Records from a collection
# # # # #

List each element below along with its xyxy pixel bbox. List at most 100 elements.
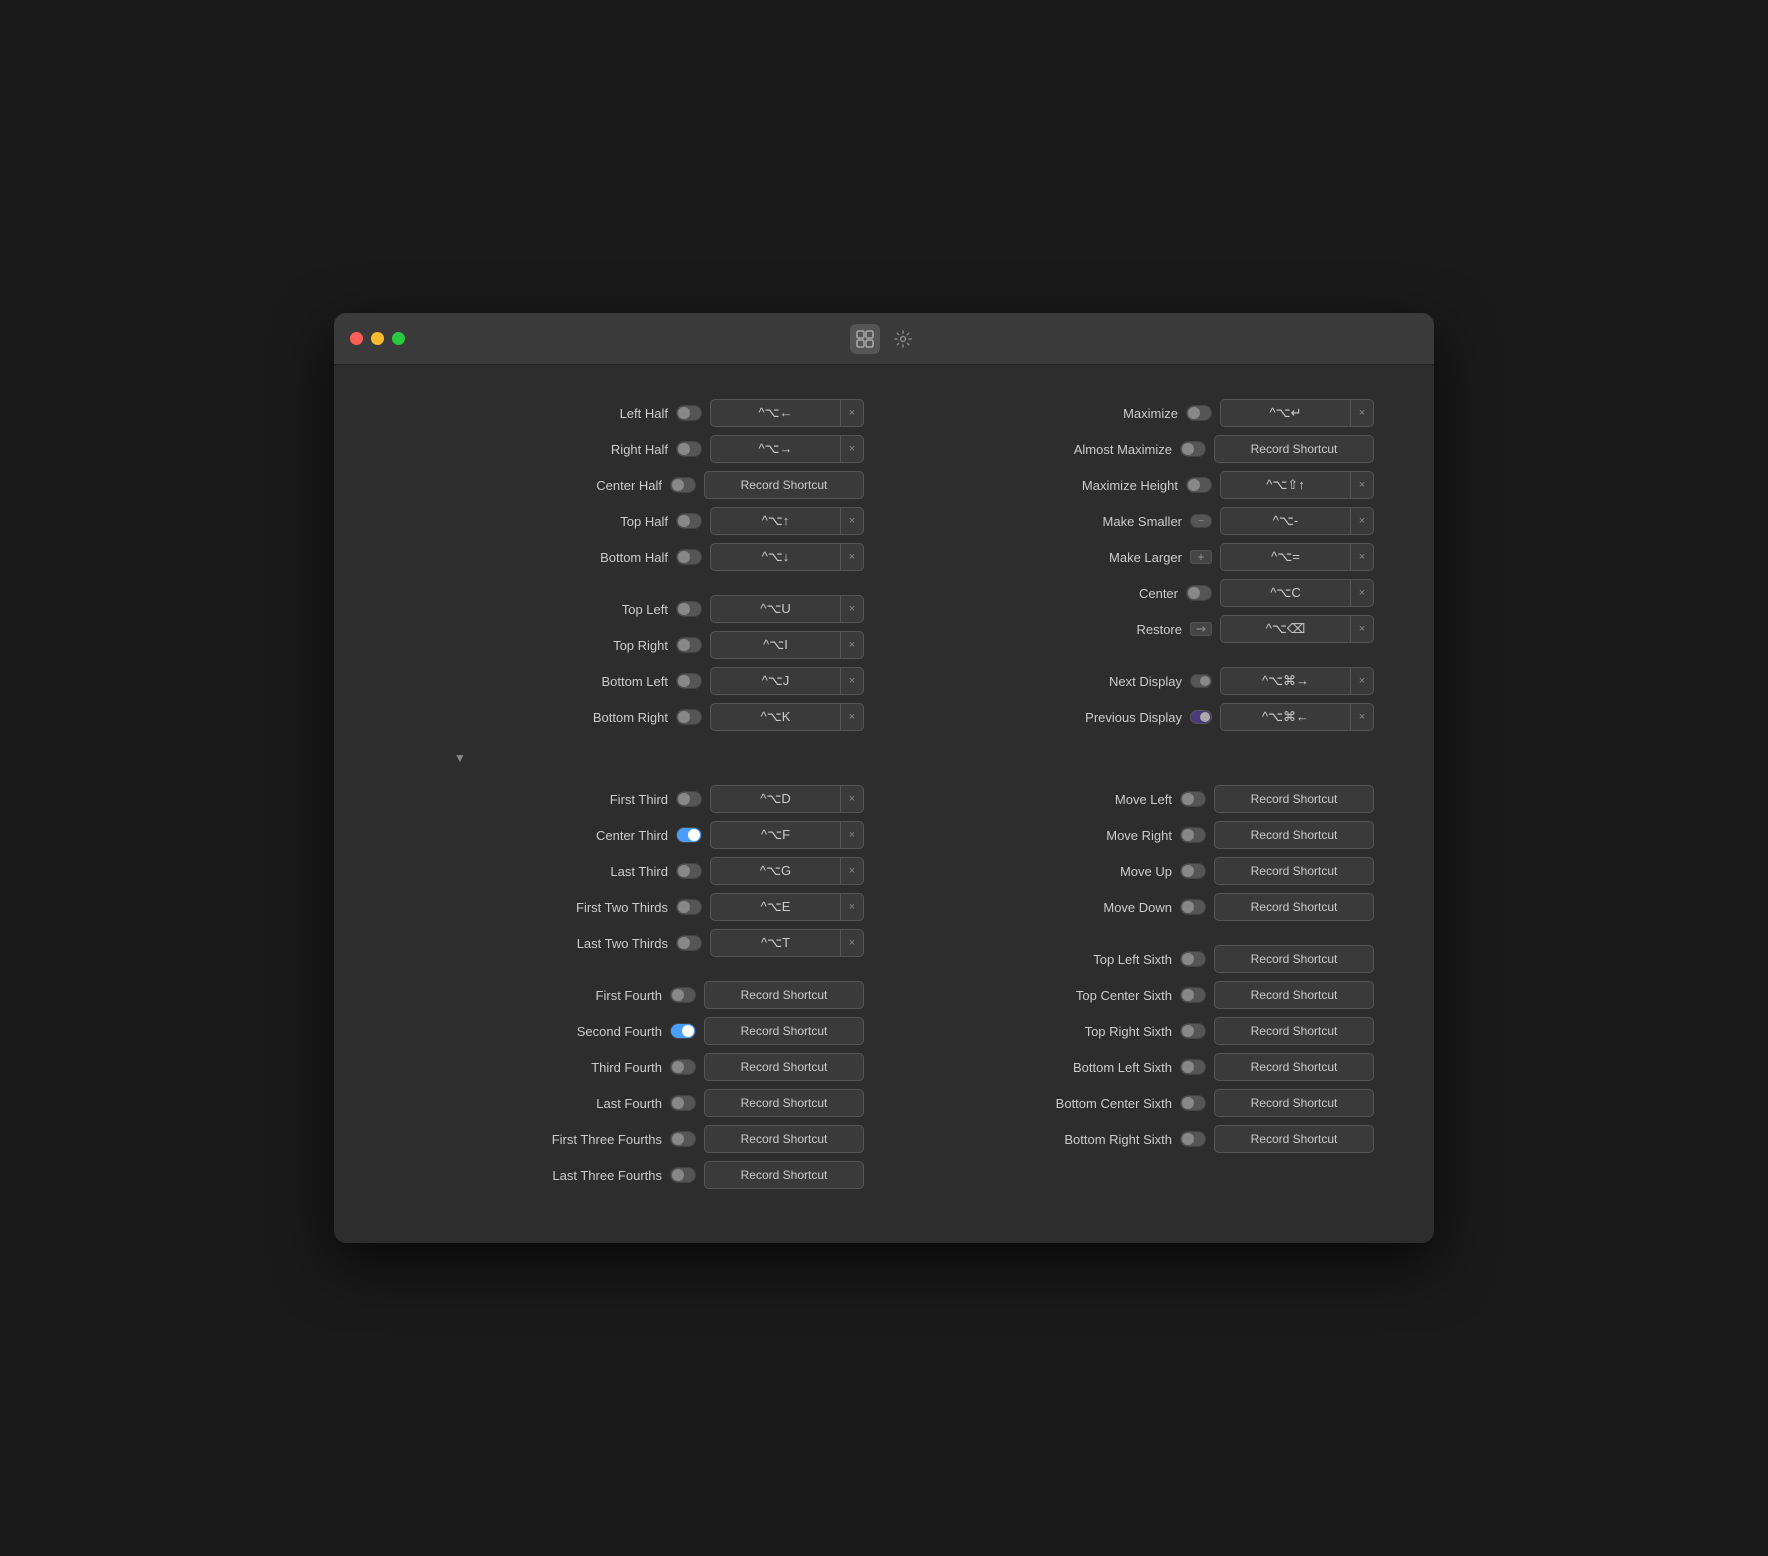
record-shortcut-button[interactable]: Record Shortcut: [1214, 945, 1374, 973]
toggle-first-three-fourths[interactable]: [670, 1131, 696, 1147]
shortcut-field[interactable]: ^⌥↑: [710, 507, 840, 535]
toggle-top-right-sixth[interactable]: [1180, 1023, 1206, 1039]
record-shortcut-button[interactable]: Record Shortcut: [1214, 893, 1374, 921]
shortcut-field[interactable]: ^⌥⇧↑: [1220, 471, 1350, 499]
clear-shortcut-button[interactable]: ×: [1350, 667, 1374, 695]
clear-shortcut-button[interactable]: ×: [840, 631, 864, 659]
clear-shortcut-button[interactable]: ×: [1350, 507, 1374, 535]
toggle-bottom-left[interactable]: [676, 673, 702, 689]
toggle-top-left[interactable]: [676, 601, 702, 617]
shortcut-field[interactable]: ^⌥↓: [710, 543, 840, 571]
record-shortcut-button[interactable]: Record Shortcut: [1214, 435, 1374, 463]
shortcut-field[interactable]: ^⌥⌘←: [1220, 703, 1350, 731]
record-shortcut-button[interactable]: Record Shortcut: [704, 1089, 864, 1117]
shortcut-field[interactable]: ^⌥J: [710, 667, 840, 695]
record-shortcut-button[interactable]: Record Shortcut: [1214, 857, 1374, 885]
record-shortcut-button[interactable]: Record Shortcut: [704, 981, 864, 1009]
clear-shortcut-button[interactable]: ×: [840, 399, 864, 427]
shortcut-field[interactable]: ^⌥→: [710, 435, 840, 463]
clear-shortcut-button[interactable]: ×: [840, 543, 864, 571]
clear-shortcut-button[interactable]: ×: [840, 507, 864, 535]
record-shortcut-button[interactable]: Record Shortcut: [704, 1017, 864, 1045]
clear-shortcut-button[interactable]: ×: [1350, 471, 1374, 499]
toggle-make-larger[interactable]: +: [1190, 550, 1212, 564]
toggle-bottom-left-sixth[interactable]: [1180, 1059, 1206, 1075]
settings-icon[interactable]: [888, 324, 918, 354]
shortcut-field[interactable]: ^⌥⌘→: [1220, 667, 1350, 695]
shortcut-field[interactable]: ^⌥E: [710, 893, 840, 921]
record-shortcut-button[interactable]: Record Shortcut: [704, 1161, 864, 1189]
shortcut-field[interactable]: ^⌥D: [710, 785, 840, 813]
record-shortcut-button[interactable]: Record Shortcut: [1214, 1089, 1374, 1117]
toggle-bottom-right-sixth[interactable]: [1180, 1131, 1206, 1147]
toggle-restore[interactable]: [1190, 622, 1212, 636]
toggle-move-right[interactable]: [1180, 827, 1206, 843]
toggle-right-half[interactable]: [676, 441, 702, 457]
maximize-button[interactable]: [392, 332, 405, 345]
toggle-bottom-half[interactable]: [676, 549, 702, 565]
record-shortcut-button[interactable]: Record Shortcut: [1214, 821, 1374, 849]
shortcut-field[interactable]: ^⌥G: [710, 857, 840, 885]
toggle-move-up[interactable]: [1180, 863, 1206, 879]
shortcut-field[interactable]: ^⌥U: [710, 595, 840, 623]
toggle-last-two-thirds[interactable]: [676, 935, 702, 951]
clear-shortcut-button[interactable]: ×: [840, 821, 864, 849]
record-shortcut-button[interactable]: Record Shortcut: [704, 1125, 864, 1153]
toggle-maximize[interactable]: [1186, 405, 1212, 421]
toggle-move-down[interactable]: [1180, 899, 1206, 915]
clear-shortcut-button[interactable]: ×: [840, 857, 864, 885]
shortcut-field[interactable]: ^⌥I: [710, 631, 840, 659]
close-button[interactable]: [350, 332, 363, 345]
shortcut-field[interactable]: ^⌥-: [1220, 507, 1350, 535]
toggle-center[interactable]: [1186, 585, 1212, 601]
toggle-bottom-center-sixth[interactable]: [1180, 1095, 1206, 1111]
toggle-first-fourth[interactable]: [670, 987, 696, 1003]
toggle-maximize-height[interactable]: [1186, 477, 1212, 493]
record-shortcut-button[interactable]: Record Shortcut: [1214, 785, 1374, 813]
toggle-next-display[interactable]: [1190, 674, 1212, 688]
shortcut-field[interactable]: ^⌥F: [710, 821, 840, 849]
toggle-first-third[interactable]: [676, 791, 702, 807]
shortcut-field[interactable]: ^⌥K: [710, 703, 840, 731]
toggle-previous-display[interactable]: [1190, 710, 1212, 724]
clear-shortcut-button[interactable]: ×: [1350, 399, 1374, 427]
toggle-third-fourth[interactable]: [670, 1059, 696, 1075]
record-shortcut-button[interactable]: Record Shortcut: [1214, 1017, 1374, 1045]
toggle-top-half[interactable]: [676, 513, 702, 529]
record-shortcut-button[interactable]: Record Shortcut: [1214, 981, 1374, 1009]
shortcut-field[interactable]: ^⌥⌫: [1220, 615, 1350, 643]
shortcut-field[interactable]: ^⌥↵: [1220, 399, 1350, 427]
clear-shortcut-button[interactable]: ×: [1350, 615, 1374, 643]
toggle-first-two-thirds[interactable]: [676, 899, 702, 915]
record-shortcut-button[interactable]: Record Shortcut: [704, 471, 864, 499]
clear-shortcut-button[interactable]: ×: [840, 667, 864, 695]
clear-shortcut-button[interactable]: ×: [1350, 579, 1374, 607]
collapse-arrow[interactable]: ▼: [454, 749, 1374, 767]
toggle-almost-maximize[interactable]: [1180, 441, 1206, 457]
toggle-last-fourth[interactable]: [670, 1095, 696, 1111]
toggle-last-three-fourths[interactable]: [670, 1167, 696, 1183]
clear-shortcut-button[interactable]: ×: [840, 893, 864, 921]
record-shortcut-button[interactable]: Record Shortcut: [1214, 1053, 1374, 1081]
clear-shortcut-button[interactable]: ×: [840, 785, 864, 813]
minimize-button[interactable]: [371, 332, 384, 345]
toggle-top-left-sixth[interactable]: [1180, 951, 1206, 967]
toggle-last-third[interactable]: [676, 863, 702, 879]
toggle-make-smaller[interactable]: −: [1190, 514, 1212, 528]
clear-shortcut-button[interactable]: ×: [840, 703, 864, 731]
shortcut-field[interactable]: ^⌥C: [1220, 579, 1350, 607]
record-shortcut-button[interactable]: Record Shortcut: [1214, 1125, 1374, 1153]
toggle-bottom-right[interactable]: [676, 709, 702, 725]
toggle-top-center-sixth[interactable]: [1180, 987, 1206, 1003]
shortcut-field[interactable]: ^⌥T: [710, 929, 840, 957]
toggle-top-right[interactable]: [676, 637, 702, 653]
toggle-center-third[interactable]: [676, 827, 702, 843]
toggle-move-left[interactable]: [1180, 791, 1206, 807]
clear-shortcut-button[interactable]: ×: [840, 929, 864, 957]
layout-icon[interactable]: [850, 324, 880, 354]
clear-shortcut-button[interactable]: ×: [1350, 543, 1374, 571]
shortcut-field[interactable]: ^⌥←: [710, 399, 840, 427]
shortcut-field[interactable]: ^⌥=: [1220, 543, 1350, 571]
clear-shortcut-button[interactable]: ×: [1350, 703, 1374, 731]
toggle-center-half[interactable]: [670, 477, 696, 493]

# # # # #

## Instruction
Render every line of the data above as a JSON list of strings, one string per line, with blank lines skipped and the pictures left out.

## Solution below
[
  "List each element below along with its xyxy pixel bbox. List at most 100 elements.",
  "record-shortcut-button[interactable]: Record Shortcut: [1214, 945, 1374, 973]",
  "toggle-first-three-fourths[interactable]: [670, 1131, 696, 1147]",
  "shortcut-field[interactable]: ^⌥↑: [710, 507, 840, 535]",
  "toggle-top-right-sixth[interactable]: [1180, 1023, 1206, 1039]",
  "record-shortcut-button[interactable]: Record Shortcut: [1214, 893, 1374, 921]",
  "shortcut-field[interactable]: ^⌥⇧↑: [1220, 471, 1350, 499]",
  "clear-shortcut-button[interactable]: ×: [1350, 667, 1374, 695]",
  "clear-shortcut-button[interactable]: ×: [840, 631, 864, 659]",
  "clear-shortcut-button[interactable]: ×: [1350, 507, 1374, 535]",
  "toggle-bottom-left[interactable]: [676, 673, 702, 689]",
  "toggle-top-left[interactable]: [676, 601, 702, 617]",
  "shortcut-field[interactable]: ^⌥↓: [710, 543, 840, 571]",
  "record-shortcut-button[interactable]: Record Shortcut: [1214, 435, 1374, 463]",
  "shortcut-field[interactable]: ^⌥⌘←: [1220, 703, 1350, 731]",
  "record-shortcut-button[interactable]: Record Shortcut: [704, 1089, 864, 1117]",
  "shortcut-field[interactable]: ^⌥J: [710, 667, 840, 695]",
  "record-shortcut-button[interactable]: Record Shortcut: [1214, 857, 1374, 885]",
  "record-shortcut-button[interactable]: Record Shortcut: [704, 981, 864, 1009]",
  "clear-shortcut-button[interactable]: ×: [840, 399, 864, 427]",
  "shortcut-field[interactable]: ^⌥→: [710, 435, 840, 463]",
  "clear-shortcut-button[interactable]: ×: [840, 543, 864, 571]",
  "clear-shortcut-button[interactable]: ×: [840, 507, 864, 535]",
  "record-shortcut-button[interactable]: Record Shortcut: [704, 1017, 864, 1045]",
  "clear-shortcut-button[interactable]: ×: [1350, 471, 1374, 499]",
  "toggle-make-larger[interactable]: +: [1190, 550, 1212, 564]",
  "toggle-bottom-left-sixth[interactable]: [1180, 1059, 1206, 1075]",
  "settings-icon[interactable]: [888, 324, 918, 354]",
  "shortcut-field[interactable]: ^⌥⌘→: [1220, 667, 1350, 695]",
  "shortcut-field[interactable]: ^⌥E: [710, 893, 840, 921]",
  "record-shortcut-button[interactable]: Record Shortcut: [704, 1161, 864, 1189]",
  "shortcut-field[interactable]: ^⌥D: [710, 785, 840, 813]",
  "record-shortcut-button[interactable]: Record Shortcut: [1214, 1089, 1374, 1117]",
  "toggle-bottom-right-sixth[interactable]: [1180, 1131, 1206, 1147]",
  "toggle-restore[interactable]: [1190, 622, 1212, 636]",
  "toggle-move-right[interactable]: [1180, 827, 1206, 843]",
  "toggle-right-half[interactable]: [676, 441, 702, 457]",
  "maximize-button[interactable]: [392, 332, 405, 345]",
  "toggle-bottom-half[interactable]: [676, 549, 702, 565]",
  "record-shortcut-button[interactable]: Record Shortcut: [1214, 821, 1374, 849]",
  "shortcut-field[interactable]: ^⌥G: [710, 857, 840, 885]",
  "toggle-move-up[interactable]: [1180, 863, 1206, 879]",
  "shortcut-field[interactable]: ^⌥U: [710, 595, 840, 623]",
  "toggle-last-two-thirds[interactable]: [676, 935, 702, 951]",
  "clear-shortcut-button[interactable]: ×: [840, 821, 864, 849]",
  "record-shortcut-button[interactable]: Record Shortcut: [704, 1125, 864, 1153]",
  "toggle-maximize[interactable]: [1186, 405, 1212, 421]",
  "toggle-move-down[interactable]: [1180, 899, 1206, 915]",
  "clear-shortcut-button[interactable]: ×: [840, 857, 864, 885]",
  "shortcut-field[interactable]: ^⌥I: [710, 631, 840, 659]",
  "close-button[interactable]: [350, 332, 363, 345]",
  "shortcut-field[interactable]: ^⌥-: [1220, 507, 1350, 535]",
  "toggle-center[interactable]: [1186, 585, 1212, 601]",
  "toggle-bottom-center-sixth[interactable]: [1180, 1095, 1206, 1111]",
  "toggle-first-fourth[interactable]: [670, 987, 696, 1003]",
  "toggle-maximize-height[interactable]: [1186, 477, 1212, 493]",
  "record-shortcut-button[interactable]: Record Shortcut: [1214, 785, 1374, 813]",
  "toggle-next-display[interactable]: [1190, 674, 1212, 688]",
  "shortcut-field[interactable]: ^⌥F: [710, 821, 840, 849]",
  "toggle-first-third[interactable]: [676, 791, 702, 807]",
  "shortcut-field[interactable]: ^⌥K: [710, 703, 840, 731]",
  "toggle-previous-display[interactable]: [1190, 710, 1212, 724]",
  "clear-shortcut-button[interactable]: ×: [1350, 399, 1374, 427]",
  "toggle-third-fourth[interactable]: [670, 1059, 696, 1075]",
  "record-shortcut-button[interactable]: Record Shortcut: [1214, 1017, 1374, 1045]",
  "toggle-top-half[interactable]: [676, 513, 702, 529]",
  "record-shortcut-button[interactable]: Record Shortcut: [1214, 981, 1374, 1009]",
  "shortcut-field[interactable]: ^⌥⌫: [1220, 615, 1350, 643]",
  "shortcut-field[interactable]: ^⌥↵: [1220, 399, 1350, 427]",
  "clear-shortcut-button[interactable]: ×: [1350, 615, 1374, 643]",
  "toggle-first-two-thirds[interactable]: [676, 899, 702, 915]",
  "record-shortcut-button[interactable]: Record Shortcut: [704, 471, 864, 499]",
  "clear-shortcut-button[interactable]: ×: [840, 667, 864, 695]",
  "clear-shortcut-button[interactable]: ×: [1350, 579, 1374, 607]",
  "collapse-arrow[interactable]: ▼: [454, 749, 1374, 767]",
  "toggle-almost-maximize[interactable]: [1180, 441, 1206, 457]",
  "toggle-last-fourth[interactable]: [670, 1095, 696, 1111]",
  "toggle-last-three-fourths[interactable]: [670, 1167, 696, 1183]",
  "clear-shortcut-button[interactable]: ×: [840, 893, 864, 921]",
  "record-shortcut-button[interactable]: Record Shortcut: [1214, 1053, 1374, 1081]",
  "clear-shortcut-button[interactable]: ×: [840, 785, 864, 813]",
  "minimize-button[interactable]: [371, 332, 384, 345]",
  "toggle-top-left-sixth[interactable]: [1180, 951, 1206, 967]",
  "toggle-last-third[interactable]: [676, 863, 702, 879]",
  "toggle-make-smaller[interactable]: −: [1190, 514, 1212, 528]",
  "clear-shortcut-button[interactable]: ×: [840, 703, 864, 731]",
  "shortcut-field[interactable]: ^⌥C: [1220, 579, 1350, 607]",
  "record-shortcut-button[interactable]: Record Shortcut: [1214, 1125, 1374, 1153]",
  "toggle-bottom-right[interactable]: [676, 709, 702, 725]",
  "toggle-top-center-sixth[interactable]: [1180, 987, 1206, 1003]",
  "shortcut-field[interactable]: ^⌥T: [710, 929, 840, 957]",
  "toggle-top-right[interactable]: [676, 637, 702, 653]",
  "toggle-center-third[interactable]: [676, 827, 702, 843]",
  "toggle-move-left[interactable]: [1180, 791, 1206, 807]",
  "clear-shortcut-button[interactable]: ×: [840, 929, 864, 957]",
  "layout-icon[interactable]: [850, 324, 880, 354]",
  "clear-shortcut-button[interactable]: ×: [1350, 543, 1374, 571]",
  "shortcut-field[interactable]: ^⌥←: [710, 399, 840, 427]",
  "shortcut-field[interactable]: ^⌥=: [1220, 543, 1350, 571]",
  "clear-shortcut-button[interactable]: ×: [1350, 703, 1374, 731]",
  "toggle-center-half[interactable]: [670, 477, 696, 493]"
]